_Exercise_
Extract all of the data and reproduce it precisely.

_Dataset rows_
..........
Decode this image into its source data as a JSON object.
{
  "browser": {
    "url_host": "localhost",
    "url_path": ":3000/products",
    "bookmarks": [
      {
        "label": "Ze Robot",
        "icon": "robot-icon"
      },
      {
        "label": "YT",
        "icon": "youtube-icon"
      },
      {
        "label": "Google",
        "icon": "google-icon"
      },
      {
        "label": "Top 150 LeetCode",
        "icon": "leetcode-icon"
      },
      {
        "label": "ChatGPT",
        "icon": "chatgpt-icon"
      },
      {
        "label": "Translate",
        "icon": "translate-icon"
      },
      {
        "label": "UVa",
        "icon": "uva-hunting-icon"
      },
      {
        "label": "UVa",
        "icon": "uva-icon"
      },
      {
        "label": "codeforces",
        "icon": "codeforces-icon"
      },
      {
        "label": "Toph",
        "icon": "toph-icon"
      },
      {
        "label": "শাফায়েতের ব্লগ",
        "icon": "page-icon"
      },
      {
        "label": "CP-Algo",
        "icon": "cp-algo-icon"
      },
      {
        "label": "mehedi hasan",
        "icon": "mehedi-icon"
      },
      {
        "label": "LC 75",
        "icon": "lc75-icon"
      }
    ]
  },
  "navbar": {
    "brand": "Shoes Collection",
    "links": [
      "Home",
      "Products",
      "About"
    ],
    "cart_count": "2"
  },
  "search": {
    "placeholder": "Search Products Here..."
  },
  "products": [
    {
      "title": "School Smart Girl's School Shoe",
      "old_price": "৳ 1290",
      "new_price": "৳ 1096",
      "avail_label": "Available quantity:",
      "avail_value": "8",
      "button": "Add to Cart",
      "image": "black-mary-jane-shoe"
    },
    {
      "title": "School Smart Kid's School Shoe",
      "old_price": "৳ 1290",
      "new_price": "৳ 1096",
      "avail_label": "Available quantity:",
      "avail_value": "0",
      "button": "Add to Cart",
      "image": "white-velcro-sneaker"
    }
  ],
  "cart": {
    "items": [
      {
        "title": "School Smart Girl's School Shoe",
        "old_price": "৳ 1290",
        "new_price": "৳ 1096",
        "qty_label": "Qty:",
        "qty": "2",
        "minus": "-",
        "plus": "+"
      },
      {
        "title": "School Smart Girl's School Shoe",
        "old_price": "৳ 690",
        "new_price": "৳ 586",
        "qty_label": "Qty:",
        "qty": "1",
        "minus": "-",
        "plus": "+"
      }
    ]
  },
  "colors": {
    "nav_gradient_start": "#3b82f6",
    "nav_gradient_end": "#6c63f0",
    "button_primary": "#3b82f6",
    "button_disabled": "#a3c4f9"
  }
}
..........
_Correct response_
Decode this image into its source data as a JSON object.
{
  "browser": {
    "url_host": "localhost",
    "url_path": ":3000/products",
    "bookmarks": [
      {
        "label": "Ze Robot",
        "icon": "robot-icon"
      },
      {
        "label": "YT",
        "icon": "youtube-icon"
      },
      {
        "label": "Google",
        "icon": "google-icon"
      },
      {
        "label": "Top 150 LeetCode",
        "icon": "leetcode-icon"
      },
      {
        "label": "ChatGPT",
        "icon": "chatgpt-icon"
      },
      {
        "label": "Translate",
        "icon": "translate-icon"
      },
      {
        "label": "UVa",
        "icon": "uva-hunting-icon"
      },
      {
        "label": "UVa",
        "icon": "uva-icon"
      },
      {
        "label": "codeforces",
        "icon": "codeforces-icon"
      },
      {
        "label": "Toph",
        "icon": "toph-icon"
      },
      {
        "label": "শাফায়েতের ব্লগ",
        "icon": "page-icon"
      },
      {
        "label": "CP-Algo",
        "icon": "cp-algo-icon"
      },
      {
        "label": "mehedi hasan",
        "icon": "mehedi-icon"
      },
      {
        "label": "LC 75",
        "icon": "lc75-icon"
      }
    ]
  },
  "navbar": {
    "brand": "Shoes Collection",
    "links": [
      "Home",
      "Products",
      "About"
    ],
    "cart_count": "2"
  },
  "search": {
    "placeholder": "Search Products Here..."
  },
  "products": [
    {
      "title": "School Smart Girl's School Shoe",
      "old_price": "৳ 1290",
      "new_price": "৳ 1096",
      "avail_label": "Available quantity:",
      "avail_value": "8",
      "button": "Add to Cart",
      "image": "black-mary-jane-shoe"
    },
    {
      "title": "School Smart Kid's School Shoe",
      "old_price": "৳ 1290",
      "new_price": "৳ 1096",
      "avail_label": "Available quantity:",
      "avail_value": "0",
      "button": "Add to Cart",
      "image": "white-velcro-sneaker"
    }
  ],
  "cart": {
    "items": [
      {
        "title": "School Smart Girl's School Shoe",
        "old_price": "৳ 1290",
        "new_price": "৳ 1096",
        "qty_label": "Qty:",
        "qty": "2",
        "minus": "-",
        "plus": "+"
      },
      {
        "title": "School Smart Girl's School Shoe",
        "old_price": "৳ 690",
        "new_price": "৳ 586",
        "qty_label": "Qty:",
        "qty": "1",
        "minus": "-",
        "plus": "+"
      }
    ]
  },
  "colors": {
    "nav_gradient_start": "#3b82f6",
    "nav_gradient_end": "#6c63f0",
    "button_primary": "#3b82f6",
    "button_disabled": "#a3c4f9"
  }
}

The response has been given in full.